- [PROBLEM DETAILS]
Below are the records. List every line holding the word "Proceeedings".

Items from a figure collection
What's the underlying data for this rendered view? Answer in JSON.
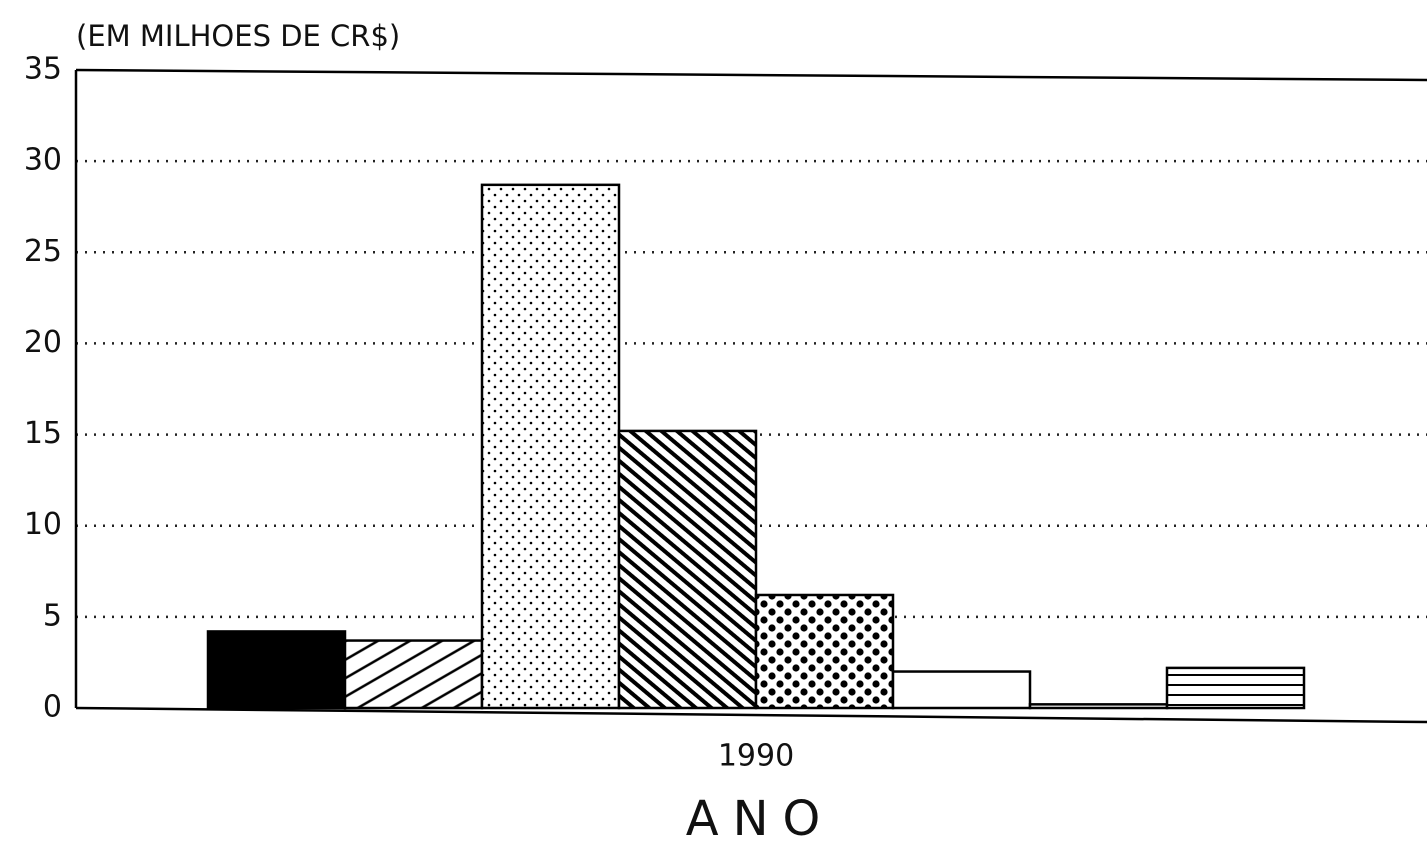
{
  "chart_data": {
    "type": "bar",
    "y_label": "(EM MILHOES DE CR$)",
    "x_label": "ANO",
    "categories": [
      "1990"
    ],
    "series": [
      {
        "color": "#000000",
        "pattern": "solid",
        "values": [
          4.2
        ]
      },
      {
        "color": "#000000",
        "pattern": "diagonal-up",
        "values": [
          3.7
        ]
      },
      {
        "color": "#000000",
        "pattern": "fine-dots",
        "values": [
          28.7
        ]
      },
      {
        "color": "#000000",
        "pattern": "diagonal-down",
        "values": [
          15.2
        ]
      },
      {
        "color": "#000000",
        "pattern": "bold-dots",
        "values": [
          6.2
        ]
      },
      {
        "color": "#000000",
        "pattern": "empty",
        "values": [
          2.0
        ]
      },
      {
        "color": "#000000",
        "pattern": "empty",
        "values": [
          0.2
        ]
      },
      {
        "color": "#000000",
        "pattern": "horizontal",
        "values": [
          2.2
        ]
      }
    ],
    "ylim": [
      0,
      35
    ],
    "yticks": [
      0,
      5,
      10,
      15,
      20,
      25,
      30,
      35
    ],
    "grid": true
  }
}
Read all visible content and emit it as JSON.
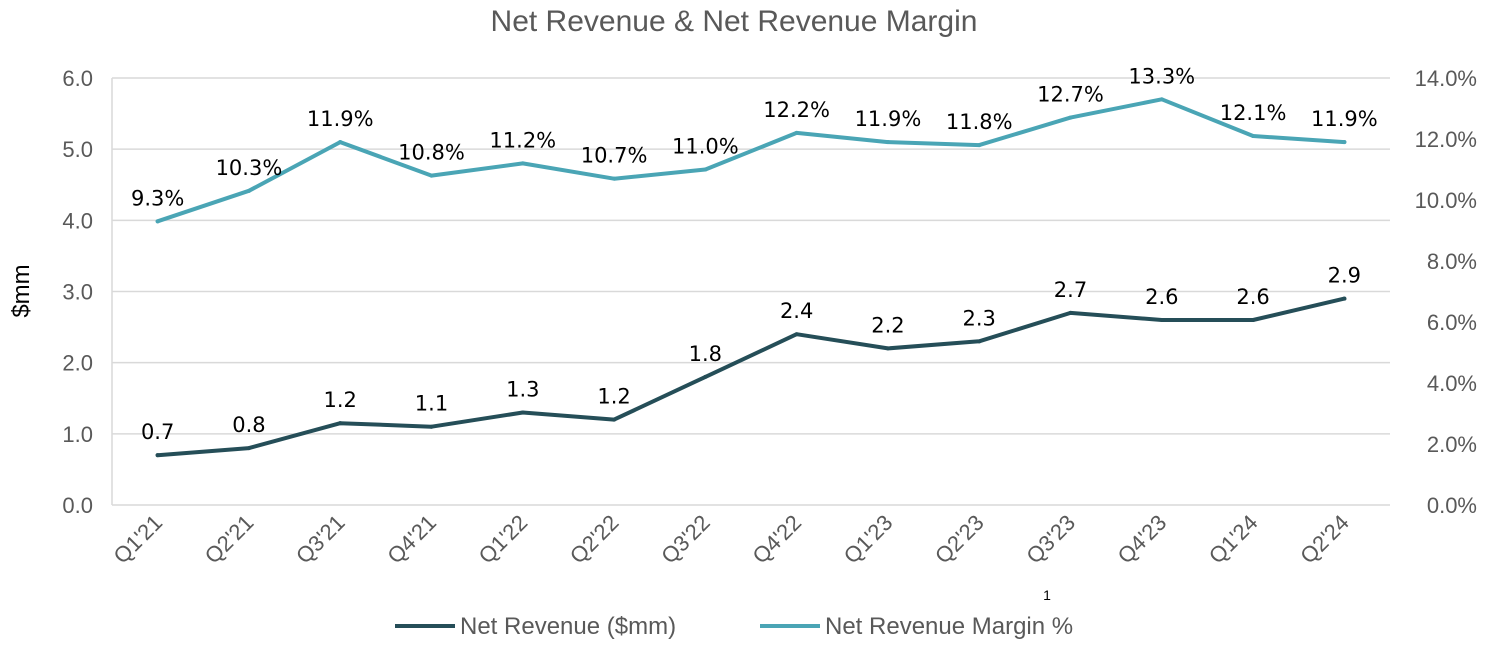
{
  "chart_data": {
    "type": "line",
    "title": "Net Revenue & Net Revenue Margin",
    "ylabel": "$mm",
    "y_ticks": [
      "0.0",
      "1.0",
      "2.0",
      "3.0",
      "4.0",
      "5.0",
      "6.0"
    ],
    "y2_ticks": [
      "0.0%",
      "2.0%",
      "4.0%",
      "6.0%",
      "8.0%",
      "10.0%",
      "12.0%",
      "14.0%"
    ],
    "ylim": [
      0,
      6
    ],
    "y2lim": [
      0,
      14
    ],
    "grid": true,
    "legend_position": "bottom",
    "categories": [
      "Q1'21",
      "Q2'21",
      "Q3'21",
      "Q4'21",
      "Q1'22",
      "Q2'22",
      "Q3'22",
      "Q4'22",
      "Q1'23",
      "Q2'23",
      "Q3'23",
      "Q4'23",
      "Q1'24",
      "Q2'24"
    ],
    "series": [
      {
        "name": "Net Revenue ($mm)",
        "axis": "left",
        "color": "#254e58",
        "values": [
          0.7,
          0.8,
          1.15,
          1.1,
          1.3,
          1.2,
          1.8,
          2.4,
          2.2,
          2.3,
          2.7,
          2.6,
          2.6,
          2.9
        ],
        "labels": [
          "0.7",
          "0.8",
          "1.2",
          "1.1",
          "1.3",
          "1.2",
          "1.8",
          "2.4",
          "2.2",
          "2.3",
          "2.7",
          "2.6",
          "2.6",
          "2.9"
        ]
      },
      {
        "name": "Net Revenue Margin %",
        "axis": "right",
        "color": "#4aa5b5",
        "values": [
          9.3,
          10.3,
          11.9,
          10.8,
          11.2,
          10.7,
          11.0,
          12.2,
          11.9,
          11.8,
          12.7,
          13.3,
          12.1,
          11.9
        ],
        "labels": [
          "9.3%",
          "10.3%",
          "11.9%",
          "10.8%",
          "11.2%",
          "10.7%",
          "11.0%",
          "12.2%",
          "11.9%",
          "11.8%",
          "12.7%",
          "13.3%",
          "12.1%",
          "11.9%"
        ]
      }
    ],
    "footnote": "1"
  }
}
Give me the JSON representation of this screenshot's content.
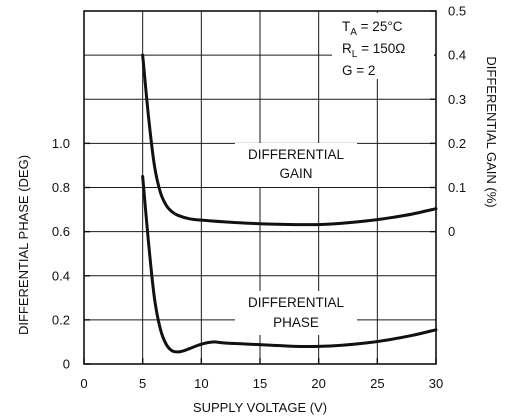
{
  "chart_data": {
    "type": "line",
    "xlabel": "SUPPLY VOLTAGE (V)",
    "ylabel_left": "DIFFERENTIAL PHASE (DEG)",
    "ylabel_right": "DIFFERENTIAL GAIN (%)",
    "xlim": [
      0,
      30
    ],
    "ylim_left": [
      0,
      1.6
    ],
    "ylim_right": [
      -0.3,
      0.5
    ],
    "x_ticks": [
      "0",
      "5",
      "10",
      "15",
      "20",
      "25",
      "30"
    ],
    "y_left_ticks": [
      "0",
      "0.2",
      "0.4",
      "0.6",
      "0.8",
      "1.0"
    ],
    "y_right_ticks": [
      "0",
      "0.1",
      "0.2",
      "0.3",
      "0.4",
      "0.5"
    ],
    "grid": true,
    "conditions": [
      "T_A = 25°C",
      "R_L = 150Ω",
      "G = 2"
    ],
    "series": [
      {
        "name": "DIFFERENTIAL GAIN",
        "label_lines": [
          "DIFFERENTIAL",
          "GAIN"
        ],
        "axis": "right",
        "x": [
          5,
          5.5,
          6,
          6.5,
          7,
          7.5,
          8,
          9,
          10,
          12,
          14,
          16,
          18,
          20,
          22,
          24,
          26,
          28,
          30
        ],
        "y": [
          0.4,
          0.26,
          0.15,
          0.09,
          0.06,
          0.045,
          0.037,
          0.029,
          0.026,
          0.022,
          0.019,
          0.017,
          0.016,
          0.016,
          0.019,
          0.024,
          0.031,
          0.04,
          0.052
        ]
      },
      {
        "name": "DIFFERENTIAL PHASE",
        "label_lines": [
          "DIFFERENTIAL",
          "PHASE"
        ],
        "axis": "left",
        "x": [
          5,
          5.5,
          6,
          6.5,
          7,
          7.5,
          8,
          8.5,
          9,
          10,
          11,
          12,
          14,
          16,
          18,
          20,
          22,
          24,
          26,
          28,
          30
        ],
        "y": [
          0.85,
          0.55,
          0.3,
          0.16,
          0.09,
          0.06,
          0.055,
          0.06,
          0.07,
          0.09,
          0.1,
          0.095,
          0.09,
          0.085,
          0.08,
          0.08,
          0.085,
          0.095,
          0.11,
          0.13,
          0.155
        ]
      }
    ]
  }
}
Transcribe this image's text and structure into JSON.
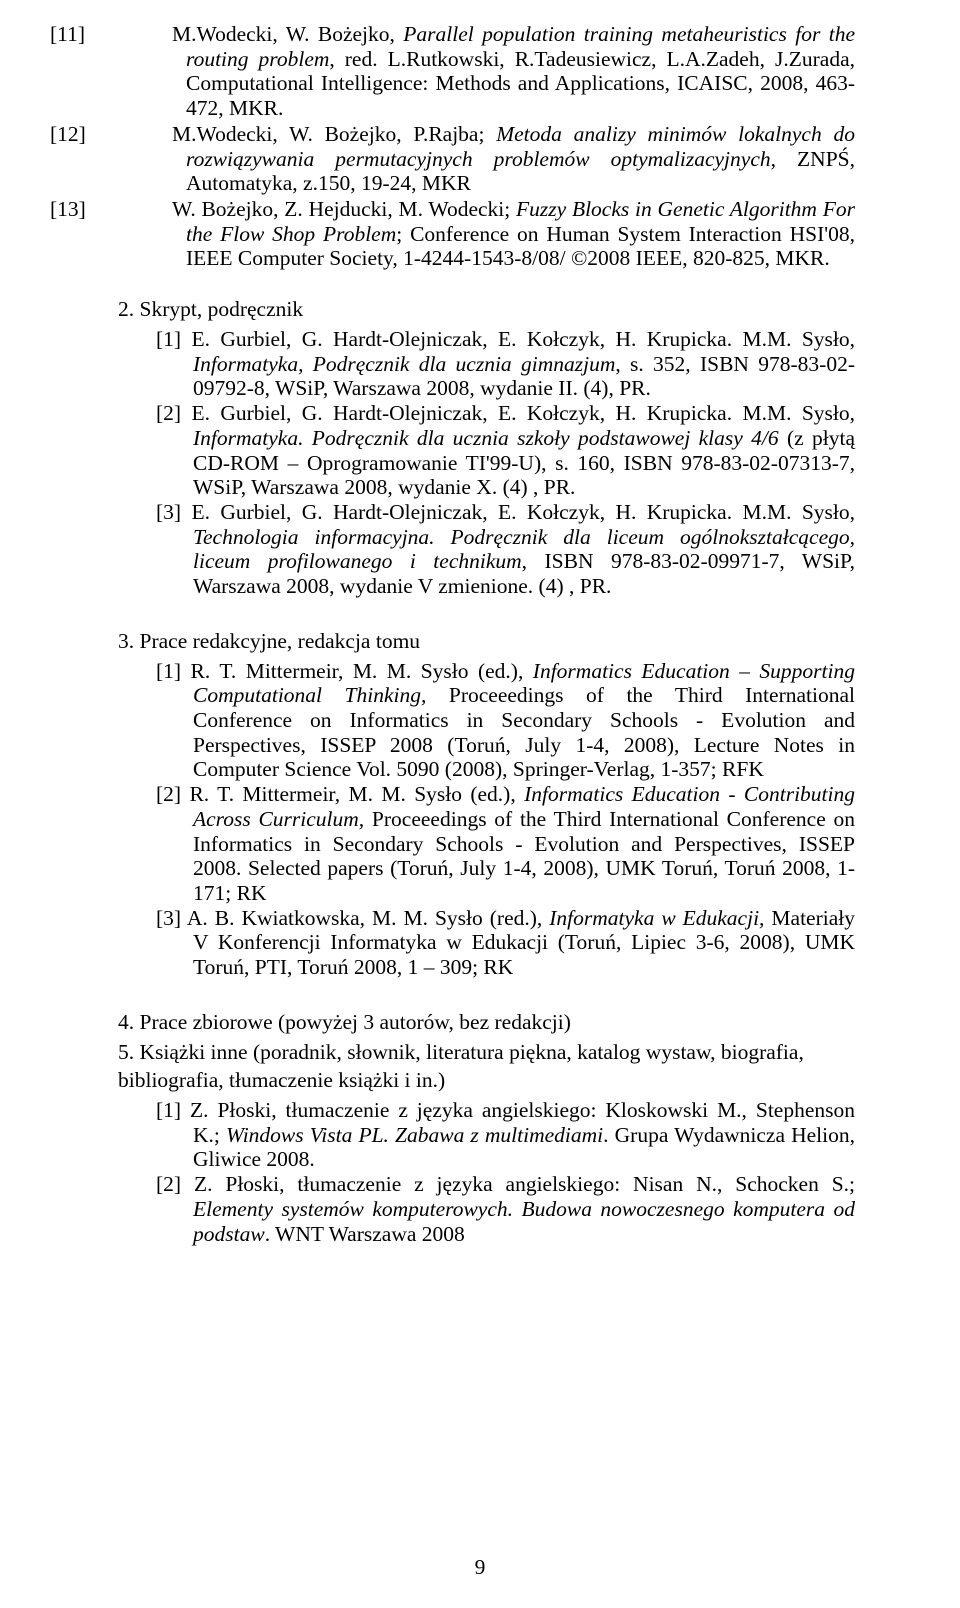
{
  "refs_top": [
    {
      "label": "[11]",
      "html": "M.Wodecki, W. Bożejko, <em>Parallel population training metaheuristics for the routing problem</em>, red. L.Rutkowski, R.Tadeusiewicz, L.A.Zadeh, J.Zurada, Computational Intelligence: Methods and Applications, ICAISC, 2008, 463-472, MKR."
    },
    {
      "label": "[12]",
      "html": "M.Wodecki, W. Bożejko, P.Rajba; <em>Metoda analizy minimów lokalnych do rozwiązywania permutacyjnych problemów optymalizacyjnych</em>, ZNPŚ, Automatyka, z.150, 19-24, MKR"
    },
    {
      "label": "[13]",
      "html": "W. Bożejko, Z. Hejducki, M. Wodecki; <em>Fuzzy Blocks in Genetic Algorithm For the Flow Shop Problem</em>; Conference on Human System Interaction HSI'08, IEEE Computer Society, 1-4244-1543-8/08/ ©2008 IEEE, 820-825, MKR."
    }
  ],
  "section2": {
    "heading": "2. Skrypt, podręcznik",
    "items": [
      {
        "label": "[1]",
        "html": "E. Gurbiel, G. Hardt-Olejniczak, E. Kołczyk, H. Krupicka. M.M. Sysło, <em>Informatyka, Podręcznik dla ucznia gimnazjum</em>, s. 352, ISBN 978-83-02-09792-8, WSiP, Warszawa 2008, wydanie II. (4), PR."
      },
      {
        "label": "[2]",
        "html": "E. Gurbiel, G. Hardt-Olejniczak, E. Kołczyk, H. Krupicka. M.M. Sysło, <em>Informatyka. Podręcznik dla ucznia szkoły podstawowej klasy 4/6</em> (z płytą CD-ROM – Oprogramowanie TI'99-U), s. 160, ISBN 978-83-02-07313-7, WSiP, Warszawa 2008, wydanie X. (4) , PR."
      },
      {
        "label": "[3]",
        "html": "E. Gurbiel, G. Hardt-Olejniczak, E. Kołczyk, H. Krupicka. M.M. Sysło, <em>Technologia informacyjna. Podręcznik dla liceum ogólnokształcącego, liceum profilowanego i technikum</em>, ISBN 978-83-02-09971-7, WSiP, Warszawa 2008, wydanie V zmienione. (4) , PR."
      }
    ]
  },
  "section3": {
    "heading": "3. Prace redakcyjne, redakcja tomu",
    "items": [
      {
        "label": "[1]",
        "html": "R. T. Mittermeir, M. M. Sysło (ed.), <em>Informatics Education – Supporting Computational Thinking,</em> Proceeedings of the Third International Conference on Informatics in Secondary Schools - Evolution and Perspectives, ISSEP 2008 (Toruń, July 1-4, 2008), Lecture Notes in Computer Science Vol. 5090 (2008), Springer-Verlag, 1-357; RFK"
      },
      {
        "label": "[2]",
        "html": "R. T. Mittermeir, M. M. Sysło (ed.), <em>Informatics Education - Contributing Across Curriculum,</em> Proceeedings of the Third International Conference on Informatics in Secondary Schools - Evolution and Perspectives, ISSEP 2008. Selected papers (Toruń, July 1-4, 2008), UMK Toruń, Toruń 2008, 1-171; RK"
      },
      {
        "label": "[3]",
        "html": "A. B. Kwiatkowska, M. M. Sysło (red.), <em>Informatyka w Edukacji,</em> Materiały V Konferencji Informatyka w Edukacji (Toruń, Lipiec 3-6, 2008), UMK Toruń, PTI, Toruń 2008, 1 – 309; RK"
      }
    ]
  },
  "section4": {
    "heading": "4. Prace zbiorowe (powyżej 3 autorów, bez redakcji)"
  },
  "section5": {
    "line1": "5. Książki inne (poradnik, słownik, literatura piękna, katalog wystaw, biografia,",
    "line2": "bibliografia, tłumaczenie książki i in.)",
    "items": [
      {
        "label": "[1]",
        "html": "Z. Płoski, tłumaczenie z języka angielskiego: Kloskowski M., Stephenson K.; <em>Windows Vista PL. Zabawa z multimediami</em>. Grupa Wydawnicza Helion, Gliwice 2008."
      },
      {
        "label": "[2]",
        "html": "Z. Płoski, tłumaczenie z języka angielskiego: Nisan N., Schocken S.; <em>Elementy systemów komputerowych. Budowa nowoczesnego komputera od podstaw</em>. WNT Warszawa 2008"
      }
    ]
  },
  "page_number": "9"
}
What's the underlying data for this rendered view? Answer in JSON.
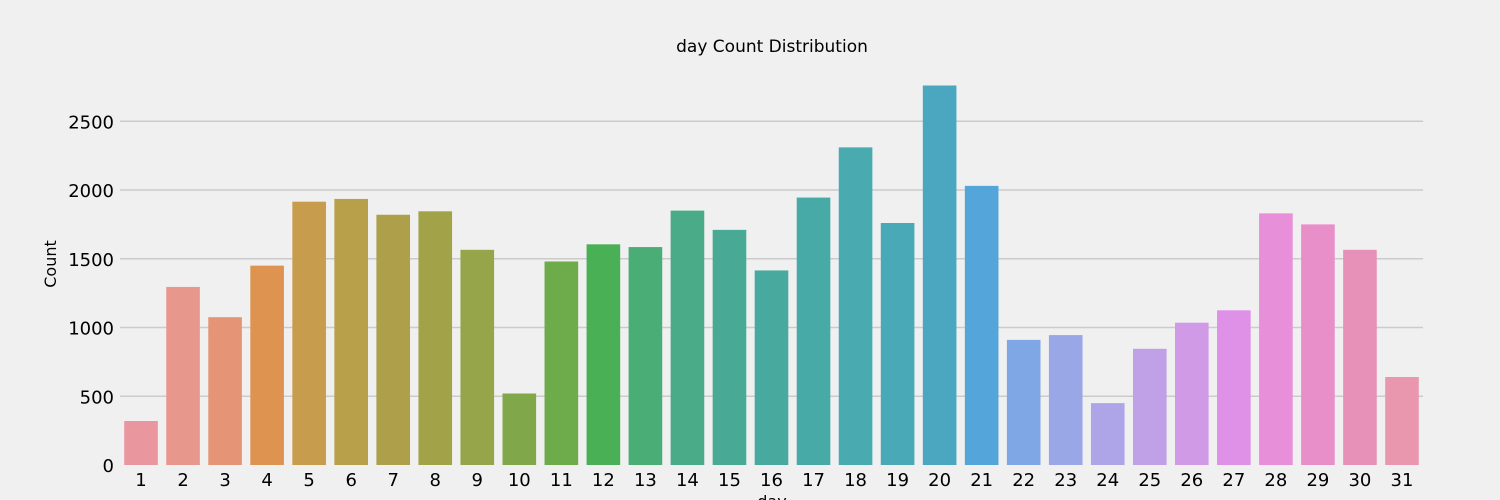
{
  "chart_data": {
    "type": "bar",
    "title": "day Count Distribution",
    "xlabel": "day",
    "ylabel": "Count",
    "categories": [
      "1",
      "2",
      "3",
      "4",
      "5",
      "6",
      "7",
      "8",
      "9",
      "10",
      "11",
      "12",
      "13",
      "14",
      "15",
      "16",
      "17",
      "18",
      "19",
      "20",
      "21",
      "22",
      "23",
      "24",
      "25",
      "26",
      "27",
      "28",
      "29",
      "30",
      "31"
    ],
    "values": [
      320,
      1295,
      1075,
      1450,
      1915,
      1935,
      1820,
      1845,
      1565,
      520,
      1480,
      1605,
      1585,
      1850,
      1710,
      1415,
      1945,
      2310,
      1760,
      2760,
      2030,
      910,
      945,
      450,
      845,
      1035,
      1125,
      1830,
      1750,
      1565,
      640
    ],
    "ylim": [
      0,
      2800
    ],
    "yticks": [
      0,
      500,
      1000,
      1500,
      2000,
      2500
    ],
    "grid": true,
    "colors": [
      "#e9969f",
      "#e8978c",
      "#e59575",
      "#de9450",
      "#c89c4d",
      "#b89f4a",
      "#aea04a",
      "#a2a249",
      "#96a44a",
      "#80a84a",
      "#6eab4a",
      "#4ab055",
      "#4aad75",
      "#49ab87",
      "#48aa94",
      "#48aa9f",
      "#48aaa7",
      "#49aab0",
      "#4aa9b6",
      "#4ba6c0",
      "#54a5d9",
      "#7fa7e6",
      "#9aa7e7",
      "#ada5e7",
      "#c0a0e7",
      "#d19ae6",
      "#de91e6",
      "#e78fd8",
      "#e88fc9",
      "#e891b8",
      "#e897af"
    ]
  }
}
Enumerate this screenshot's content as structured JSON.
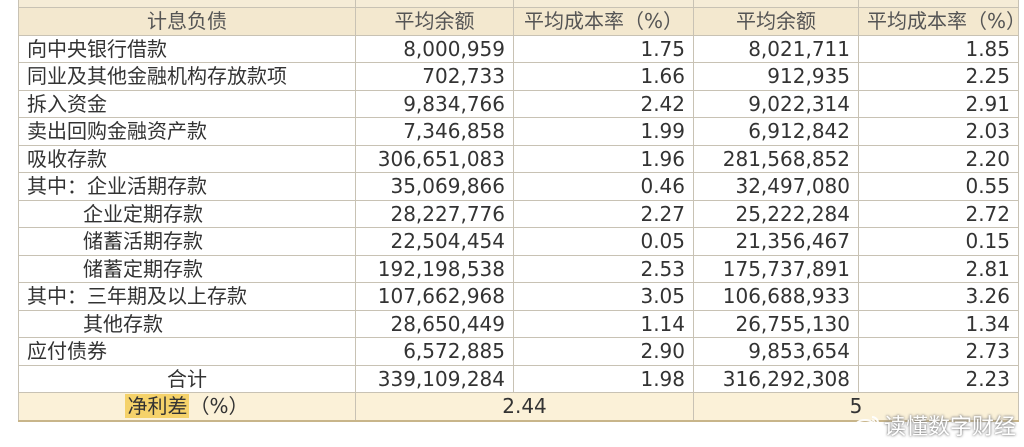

- [WORKED ANSWER]
        "html": "R. T. Mittermeir, M. M. Sysło (ed.), <em>Informatics Education – Supporting Computational Thinking,</em> Proceeedings of the Third International Conference on Informatics in Secondary Schools - Evolution and Perspectives, ISSEP 2008 (Toruń, July 1-4, 2008), Lecture Notes in Computer Science Vol. 5090 (2008), Springer-Verlag, 1-357; RFK"
        "html": "R. T. Mittermeir, M. M. Sysło (ed.), <em>Informatics Education - Contributing Across Curriculum,</em> Proceeedings of the Third International Conference on Informatics in Secondary Schools - Evolution and Perspectives, ISSEP 2008. Selected papers (Toruń, July 1-4, 2008), UMK Toruń, Toruń 2008, 1-171; RK"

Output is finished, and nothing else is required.